-------- Given data --------

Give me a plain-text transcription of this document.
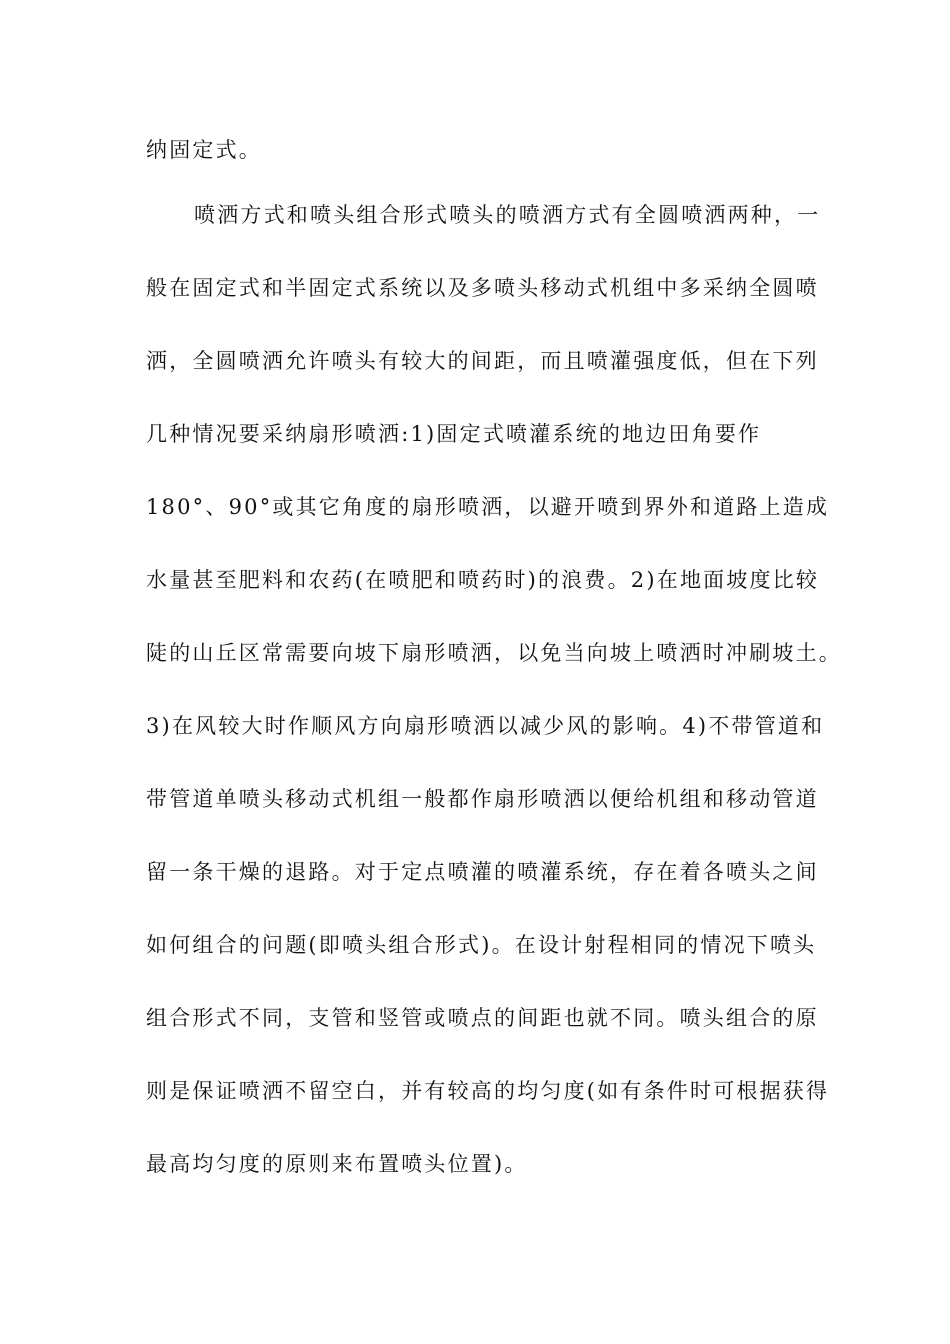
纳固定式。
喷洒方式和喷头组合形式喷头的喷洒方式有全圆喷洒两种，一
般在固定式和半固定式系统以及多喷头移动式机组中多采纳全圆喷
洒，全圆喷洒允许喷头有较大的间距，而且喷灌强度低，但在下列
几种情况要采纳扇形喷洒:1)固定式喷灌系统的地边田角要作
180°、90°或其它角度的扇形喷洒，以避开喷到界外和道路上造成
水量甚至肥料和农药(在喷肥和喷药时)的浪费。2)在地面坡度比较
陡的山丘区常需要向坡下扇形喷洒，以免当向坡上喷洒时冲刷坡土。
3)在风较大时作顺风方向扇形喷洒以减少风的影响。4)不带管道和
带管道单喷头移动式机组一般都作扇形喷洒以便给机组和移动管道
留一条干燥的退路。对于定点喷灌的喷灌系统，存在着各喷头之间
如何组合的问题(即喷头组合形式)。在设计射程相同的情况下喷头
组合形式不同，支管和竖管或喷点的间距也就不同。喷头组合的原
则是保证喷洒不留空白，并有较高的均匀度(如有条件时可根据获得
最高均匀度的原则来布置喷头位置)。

--------
-------- Given data --------

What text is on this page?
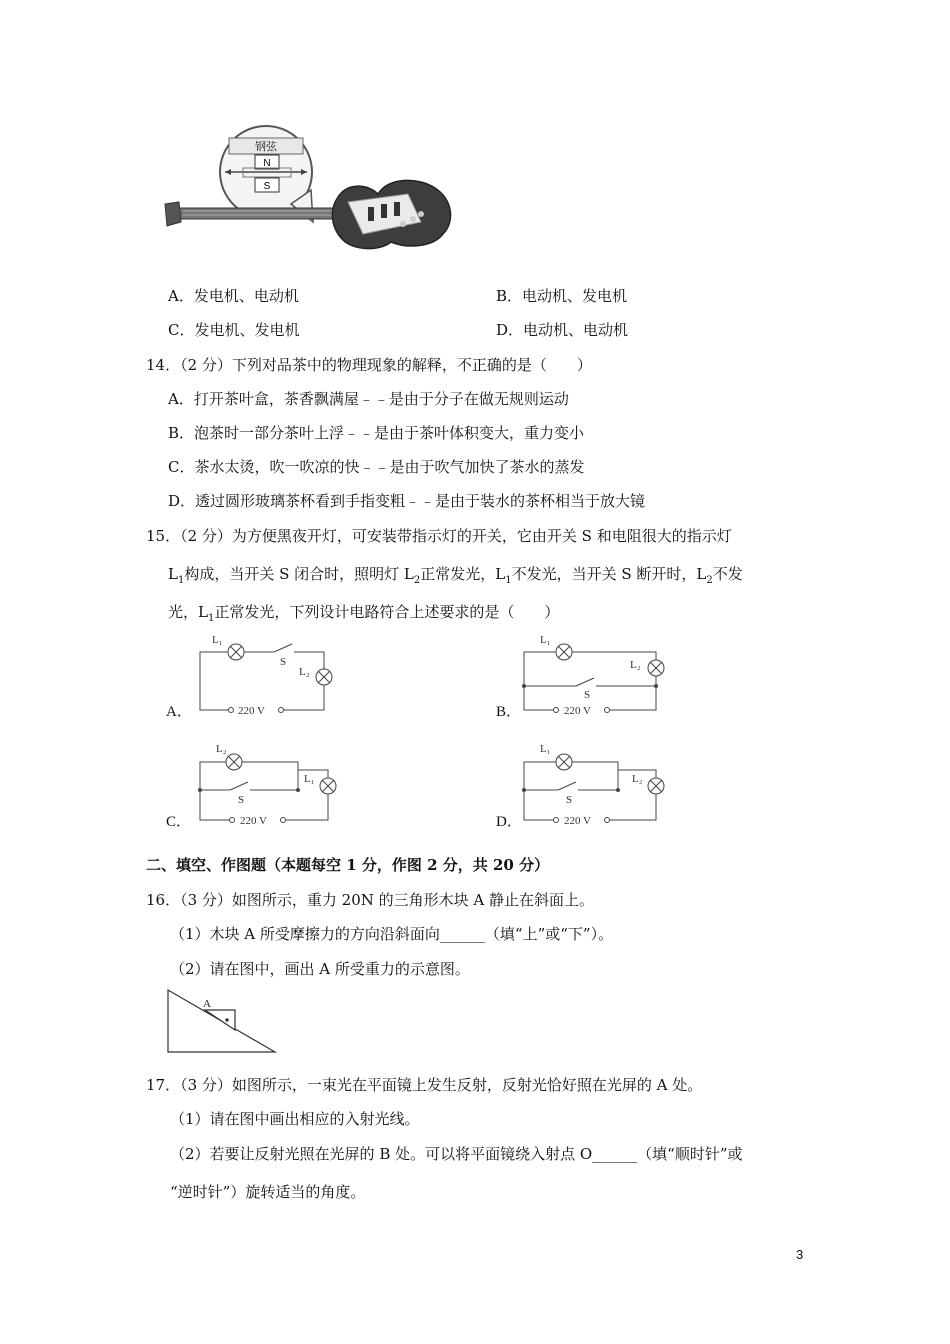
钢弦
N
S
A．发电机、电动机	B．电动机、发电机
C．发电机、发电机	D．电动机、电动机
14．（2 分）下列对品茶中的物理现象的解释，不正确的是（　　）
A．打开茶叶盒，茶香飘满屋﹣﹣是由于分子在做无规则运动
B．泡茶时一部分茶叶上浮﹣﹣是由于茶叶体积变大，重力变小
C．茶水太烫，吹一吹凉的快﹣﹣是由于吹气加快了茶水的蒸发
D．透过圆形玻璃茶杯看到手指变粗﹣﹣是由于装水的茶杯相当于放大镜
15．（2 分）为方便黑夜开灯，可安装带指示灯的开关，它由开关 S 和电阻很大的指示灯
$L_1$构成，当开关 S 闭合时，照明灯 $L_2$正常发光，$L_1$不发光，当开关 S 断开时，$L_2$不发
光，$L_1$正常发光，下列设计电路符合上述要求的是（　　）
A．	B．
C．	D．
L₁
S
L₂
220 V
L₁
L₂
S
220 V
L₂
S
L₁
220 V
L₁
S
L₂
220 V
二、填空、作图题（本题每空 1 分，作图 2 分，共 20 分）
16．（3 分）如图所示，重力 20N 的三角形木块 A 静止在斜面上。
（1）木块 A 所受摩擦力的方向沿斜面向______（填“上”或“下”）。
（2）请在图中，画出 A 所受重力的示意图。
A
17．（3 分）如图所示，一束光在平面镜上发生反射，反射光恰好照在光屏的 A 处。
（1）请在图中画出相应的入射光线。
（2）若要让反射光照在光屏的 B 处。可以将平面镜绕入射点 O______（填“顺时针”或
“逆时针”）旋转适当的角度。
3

--------

- **Exercise requirements**: Copy every single line of the material above that holds "如图所示".

- **Right answer**:
16．（3 分）如图所示，重力 20N 的三角形木块 A 静止在斜面上。
17．（3 分）如图所示，一束光在平面镜上发生反射，反射光恰好照在光屏的 A 处。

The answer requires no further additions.